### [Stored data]
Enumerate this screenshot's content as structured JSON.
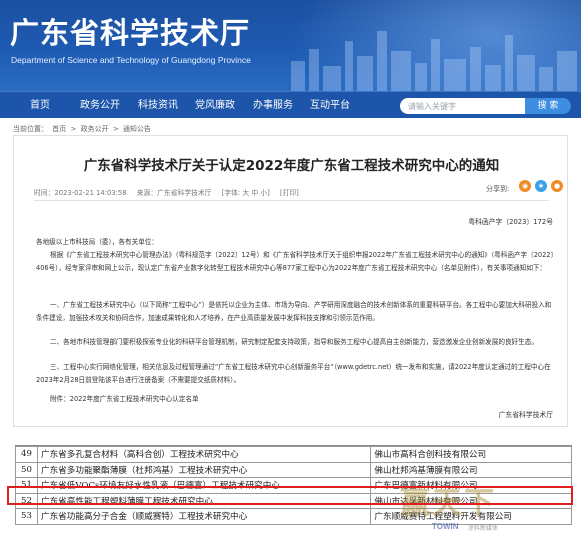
{
  "header": {
    "title": "广东省科学技术厅",
    "subtitle": "Department of Science and Technology of Guangdong Province"
  },
  "nav": {
    "items": [
      "首页",
      "政务公开",
      "科技资讯",
      "党风廉政",
      "办事服务",
      "互动平台"
    ],
    "search_placeholder": "请输入关键字",
    "search_button": "搜 索"
  },
  "breadcrumb": [
    "当前位置：",
    "首页",
    ">",
    "政务公开",
    ">",
    "通知公告"
  ],
  "article": {
    "title": "广东省科学技术厅关于认定2022年度广东省工程技术研究中心的通知",
    "meta": {
      "time": "时间：2023-02-21 14:03:58",
      "source": "来源：广东省科学技术厅",
      "font_size": "[字体: 大  中  小]",
      "print": "[打印]"
    },
    "share_label": "分享到:",
    "doc_number": "粤科函产字〔2023〕172号",
    "salutation": "各地级以上市科技局（委），各有关单位：",
    "paragraphs": [
      "根据《广东省工程技术研究中心管理办法》（粤科规范字〔2022〕12号）和《广东省科学技术厅关于组织申报2022年广东省工程技术研究中心的通知》（粤科函产字〔2022〕406号），经专家评审和网上公示，现认定广东省产业数字化转型工程技术研究中心等877家工程中心为2022年度广东省工程技术研究中心（名单见附件），有关事项通知如下：",
      "一、广东省工程技术研究中心（以下简称“工程中心”）是依托以企业为主体、市场为导向、产学研用深度融合的技术创新体系的重要科研平台。各工程中心要加大科研投入和条件建设，加强技术攻关和协同合作，加速成果转化和人才培养，在产业高质量发展中发挥科技支撑和引领示范作用。",
      "二、各地市科技管理部门要积极探索专业化的科研平台管理机制，研究制定配套支持政策，指导和服务工程中心提高自主创新能力，营造激发企业创新发展的良好生态。",
      "三、工程中心实行网络化管理，相关信息及过程管理通过“广东省工程技术研究中心创新服务平台”（www.gdetrc.net）统一发布和实施，请2022年度认定通过的工程中心在2023年2月28日前登陆该平台进行注册备案（不需要提交纸质材料）。",
      "附件：2022年度广东省工程技术研究中心认定名单"
    ],
    "signature": "广东省科学技术厅"
  },
  "table": {
    "rows": [
      {
        "index": "49",
        "name": "广东省多孔复合材料（高科合创）工程技术研究中心",
        "company": "佛山市高科合创科技有限公司"
      },
      {
        "index": "50",
        "name": "广东省多功能聚酯薄膜（杜邦鸿基）工程技术研究中心",
        "company": "佛山杜邦鸿基薄膜有限公司"
      },
      {
        "index": "51",
        "name": "广东省低VOCs环境友好水性乳液（巴德富）工程技术研究中心",
        "company": "广东巴德富新材料有限公司"
      },
      {
        "index": "52",
        "name": "广东省高性能工程塑料薄膜工程技术研究中心",
        "company": "佛山市达孚新材料有限公司"
      },
      {
        "index": "53",
        "name": "广东省功能高分子合金（顺威赛特）工程技术研究中心",
        "company": "广东顺威赛特工程塑料开发有限公司"
      }
    ],
    "highlighted_row": "51"
  },
  "watermark": {
    "text": "赢天下",
    "logo": "TOWIN",
    "sub": "涂料新媒体"
  },
  "colors": {
    "header_blue": "#1d55ab",
    "search_button": "#3d8de0",
    "highlight_red": "#e02020",
    "share_orange": "#f08a24",
    "share_blue": "#3aa0e8"
  }
}
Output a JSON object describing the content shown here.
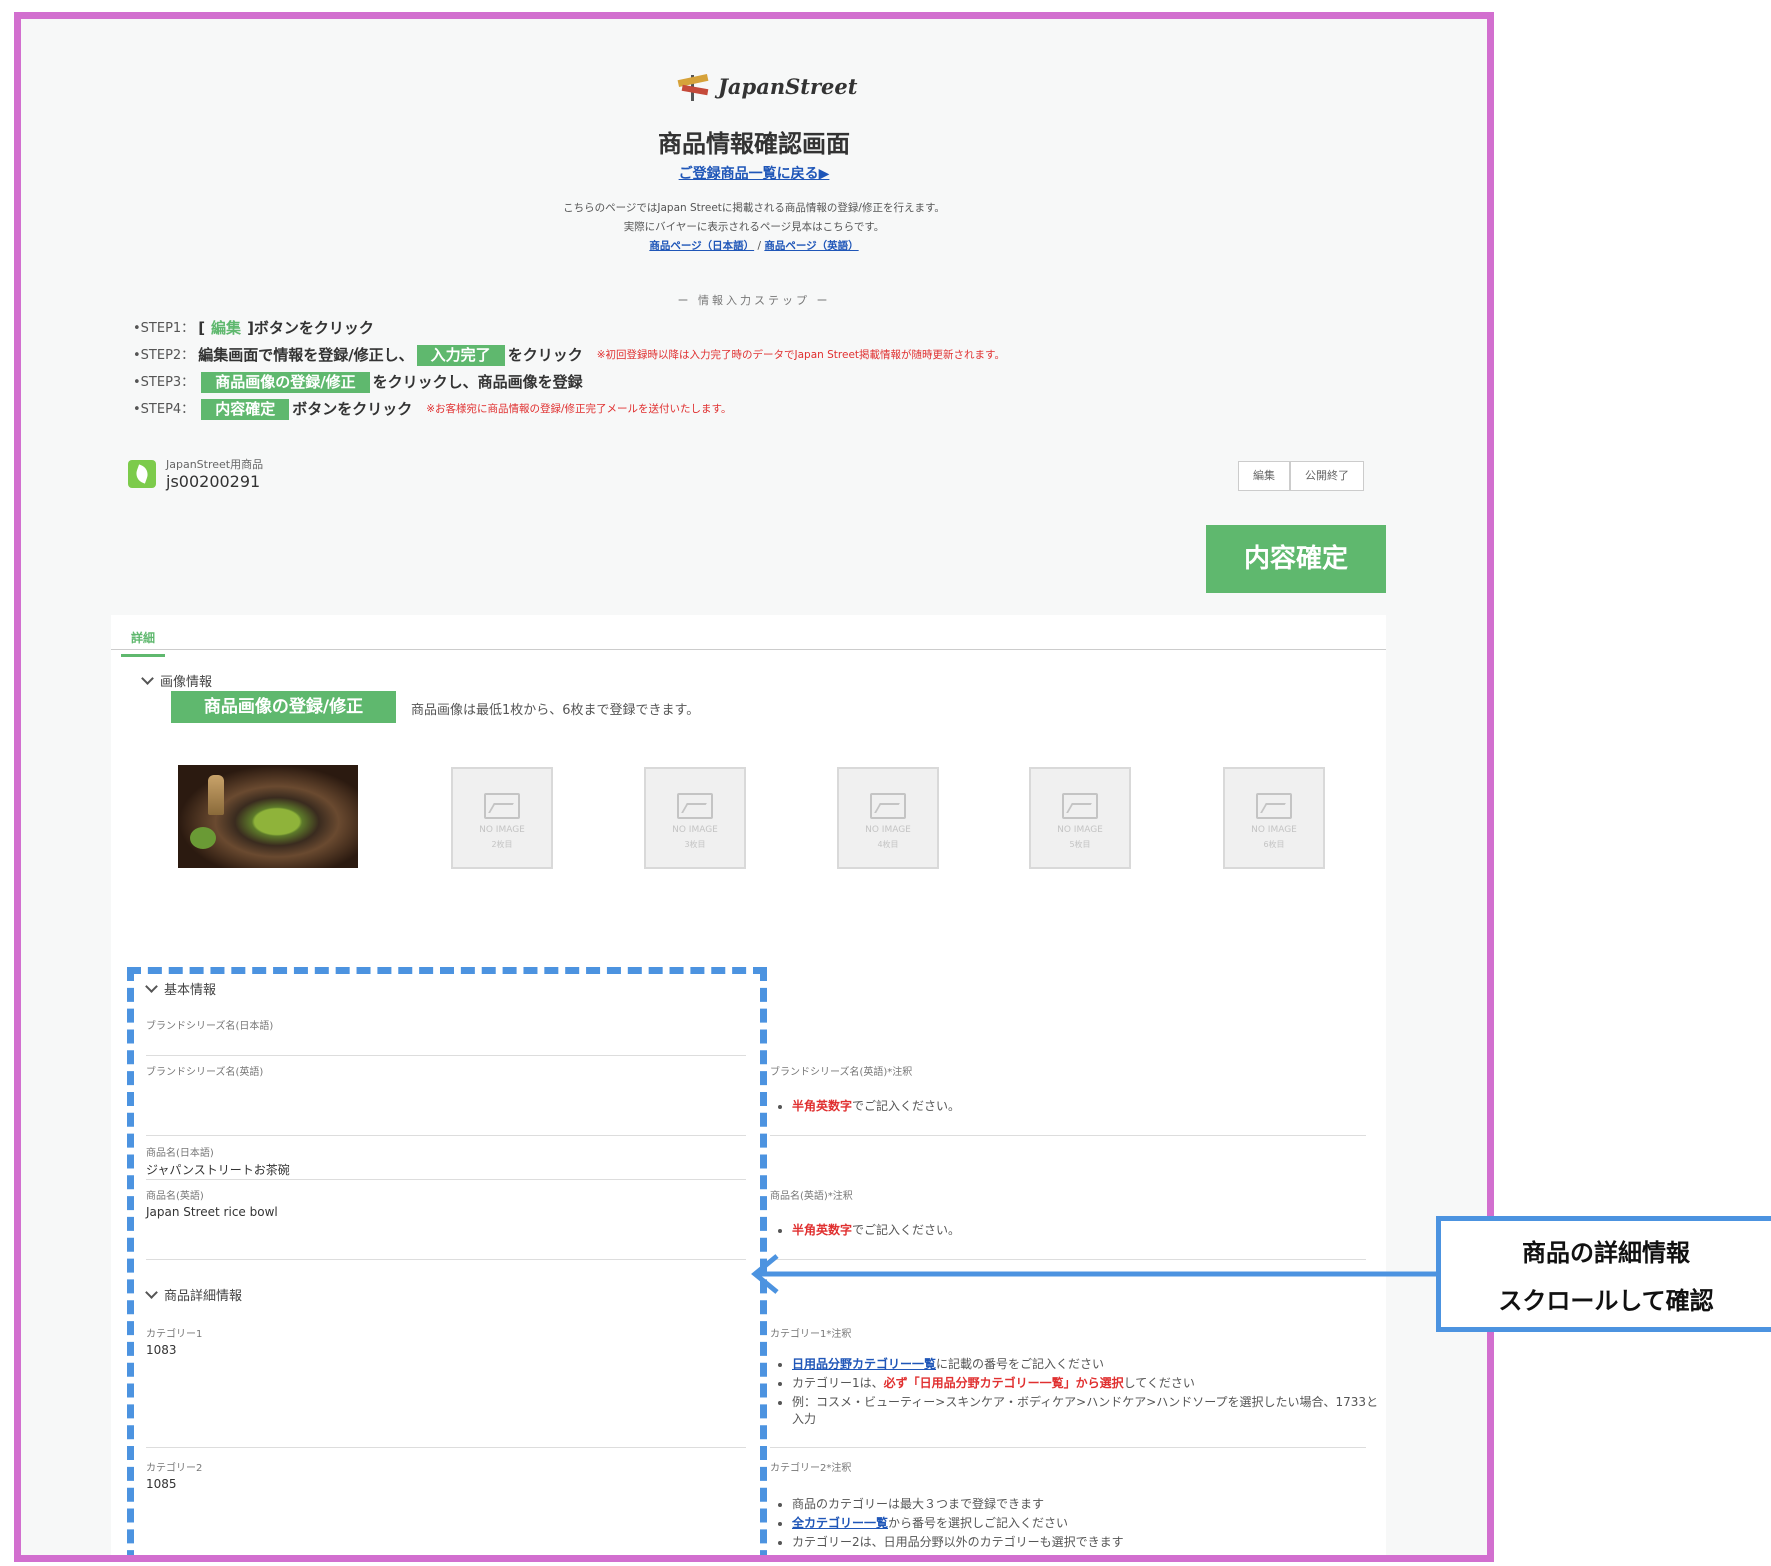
{
  "header": {
    "brand": "JapanStreet",
    "title": "商品情報確認画面",
    "back_link": "ご登録商品一覧に戻る▶",
    "intro_line1": "こちらのページではJapan Streetに掲載される商品情報の登録/修正を行えます。",
    "intro_line2": "実際にバイヤーに表示されるページ見本はこちらです。",
    "link_jp": "商品ページ（日本語）",
    "link_sep": "/",
    "link_en": "商品ページ（英語）"
  },
  "steps": {
    "heading": "ー 情報入力ステップ ー",
    "s1_label": "•STEP1：",
    "s1_pre": "[",
    "s1_btn": "編集",
    "s1_post": "]ボタンをクリック",
    "s2_label": "•STEP2：",
    "s2_pre": "編集画面で情報を登録/修正し、",
    "s2_btn": "入力完了",
    "s2_post": "をクリック",
    "s2_note": "※初回登録時以降は入力完了時のデータでJapan Street掲載情報が随時更新されます。",
    "s3_label": "•STEP3：",
    "s3_btn": "商品画像の登録/修正",
    "s3_post": "をクリックし、商品画像を登録",
    "s4_label": "•STEP4：",
    "s4_btn": "内容確定",
    "s4_post": "ボタンをクリック",
    "s4_note": "※お客様宛に商品情報の登録/修正完了メールを送付いたします。"
  },
  "product": {
    "type_label": "JapanStreet用商品",
    "code": "js00200291",
    "edit_btn": "編集",
    "unpublish_btn": "公開終了",
    "confirm_btn": "内容確定"
  },
  "tabs": {
    "detail": "詳細"
  },
  "image_section": {
    "title": "画像情報",
    "button": "商品画像の登録/修正",
    "note": "商品画像は最低1枚から、6枚まで登録できます。",
    "slots": [
      {
        "label": "NO IMAGE",
        "count": "2枚目"
      },
      {
        "label": "NO IMAGE",
        "count": "3枚目"
      },
      {
        "label": "NO IMAGE",
        "count": "4枚目"
      },
      {
        "label": "NO IMAGE",
        "count": "5枚目"
      },
      {
        "label": "NO IMAGE",
        "count": "6枚目"
      }
    ]
  },
  "basic": {
    "title": "基本情報",
    "brand_jp_label": "ブランドシリーズ名(日本語)",
    "brand_en_label": "ブランドシリーズ名(英語)",
    "brand_en_note_label": "ブランドシリーズ名(英語)*注釈",
    "brand_en_note_red": "半角英数字",
    "brand_en_note_rest": "でご記入ください。",
    "name_jp_label": "商品名(日本語)",
    "name_jp_value": "ジャパンストリートお茶碗",
    "name_en_label": "商品名(英語)",
    "name_en_value": "Japan Street rice bowl",
    "name_en_note_label": "商品名(英語)*注釈",
    "name_en_note_red": "半角英数字",
    "name_en_note_rest": "でご記入ください。"
  },
  "detail": {
    "title": "商品詳細情報",
    "cat1_label": "カテゴリー1",
    "cat1_value": "1083",
    "cat1_note_label": "カテゴリー1*注釈",
    "cat1_b1_link": "日用品分野カテゴリー一覧",
    "cat1_b1_rest": "に記載の番号をご記入ください",
    "cat1_b2_pre": "カテゴリー1は、",
    "cat1_b2_red": "必ず「日用品分野カテゴリー一覧」から選択",
    "cat1_b2_post": "してください",
    "cat1_b3": "例：コスメ・ビューティー>スキンケア・ボディケア>ハンドケア>ハンドソープを選択したい場合、1733と入力",
    "cat2_label": "カテゴリー2",
    "cat2_value": "1085",
    "cat2_note_label": "カテゴリー2*注釈",
    "cat2_b1": "商品のカテゴリーは最大３つまで登録できます",
    "cat2_b2_link": "全カテゴリー一覧",
    "cat2_b2_rest": "から番号を選択しご記入ください",
    "cat2_b3": "カテゴリー2は、日用品分野以外のカテゴリーも選択できます"
  },
  "callout": {
    "line1": "商品の詳細情報",
    "line2": "スクロールして確認"
  },
  "colors": {
    "frame": "#d26fcf",
    "accent_green": "#5fb86e",
    "dash_blue": "#4c93e0",
    "link_blue": "#1f56b8",
    "note_red": "#e03030"
  }
}
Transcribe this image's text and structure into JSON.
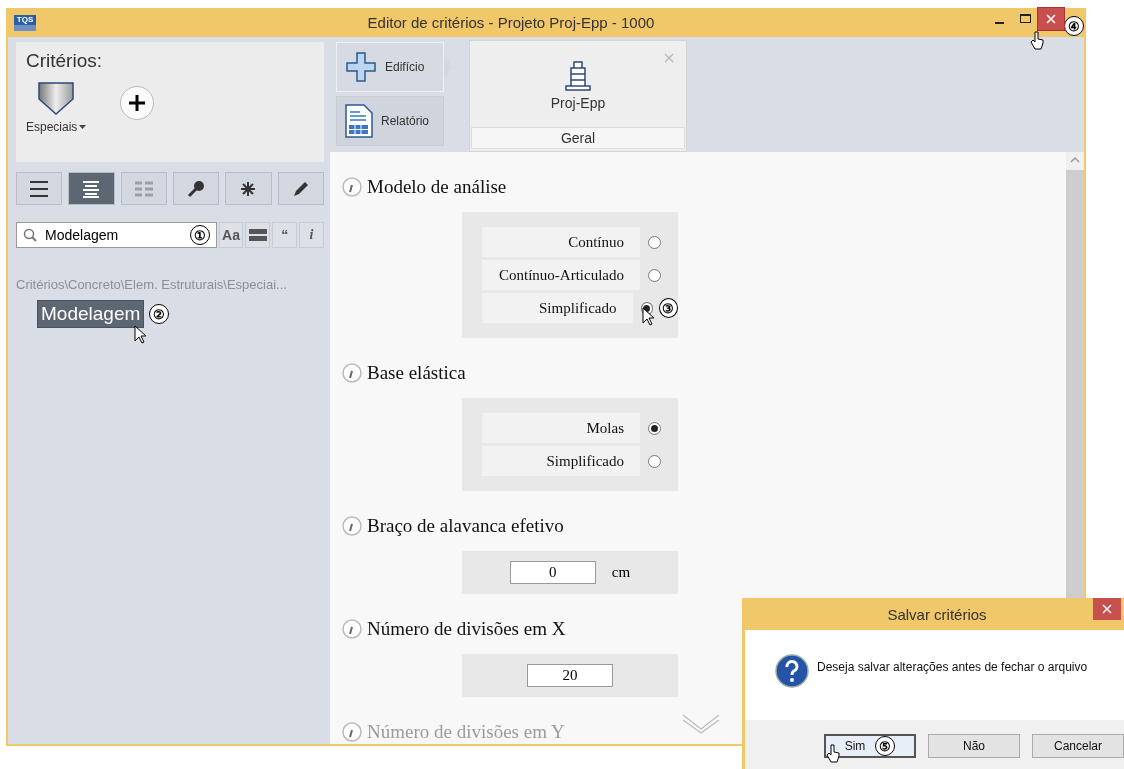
{
  "window": {
    "app_logo": "TQS",
    "title": "Editor de critérios - Projeto Proj-Epp - 1000",
    "controls": [
      {
        "kind": "minimize",
        "hovered": false
      },
      {
        "kind": "maximize",
        "hovered": false
      },
      {
        "kind": "close",
        "hovered": true,
        "callout": "④"
      }
    ]
  },
  "sidebar": {
    "heading": "Critérios:",
    "category": "Especiais",
    "view_buttons": [
      {
        "kind": "list",
        "selected": false
      },
      {
        "kind": "lines",
        "selected": true
      },
      {
        "kind": "grid",
        "selected": false
      },
      {
        "kind": "key",
        "selected": false
      },
      {
        "kind": "asterisk",
        "selected": false
      },
      {
        "kind": "pencil",
        "selected": false
      }
    ],
    "search": {
      "value": "Modelagem",
      "callout": "①"
    },
    "search_options": [
      {
        "kind": "text",
        "label": "Aa"
      },
      {
        "kind": "bars"
      },
      {
        "kind": "text",
        "label": "“"
      },
      {
        "kind": "italic",
        "label": "i"
      }
    ],
    "breadcrumb": "Critérios\\Concreto\\Elem. Estruturais\\Especiai...",
    "items": [
      {
        "label": "Modelagem",
        "selected": true,
        "hovered": true,
        "callout": "②"
      }
    ]
  },
  "nav": {
    "buttons": [
      {
        "kind": "add",
        "label": "Edifício",
        "selected": true
      },
      {
        "kind": "report",
        "label": "Relatório",
        "selected": false
      }
    ],
    "tab": {
      "title": "Proj-Epp",
      "subtitle": "Geral"
    }
  },
  "sections": [
    {
      "kind": "radio",
      "title": "Modelo de análise",
      "options": [
        {
          "label": "Contínuo",
          "selected": false
        },
        {
          "label": "Contínuo-Articulado",
          "selected": false
        },
        {
          "label": "Simplificado",
          "selected": true,
          "callout": "③"
        }
      ]
    },
    {
      "kind": "radio",
      "title": "Base elástica",
      "options": [
        {
          "label": "Molas",
          "selected": true
        },
        {
          "label": "Simplificado",
          "selected": false
        }
      ]
    },
    {
      "kind": "number",
      "title": "Braço de alavanca efetivo",
      "value": "0",
      "unit": "cm"
    },
    {
      "kind": "number",
      "title": "Número de divisões em X",
      "value": "20"
    },
    {
      "kind": "faded",
      "title": "Número de divisões em Y"
    }
  ],
  "dialog": {
    "title": "Salvar critérios",
    "message": "Deseja salvar alterações antes de fechar o arquivo",
    "buttons": [
      {
        "label": "Sim",
        "focused": true,
        "hovered": true,
        "callout": "⑤"
      },
      {
        "label": "Não",
        "focused": false,
        "hovered": false
      },
      {
        "label": "Cancelar",
        "focused": false,
        "hovered": false
      }
    ]
  }
}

### [BRIEF]
Pull out all lines of the data with the string "breadcrumb".

### [TASK RESPONSE]
  "breadcrumb": [
    "breadcrumb": "Critérios\\Concreto\\Elem. Estruturais\\Especiai...",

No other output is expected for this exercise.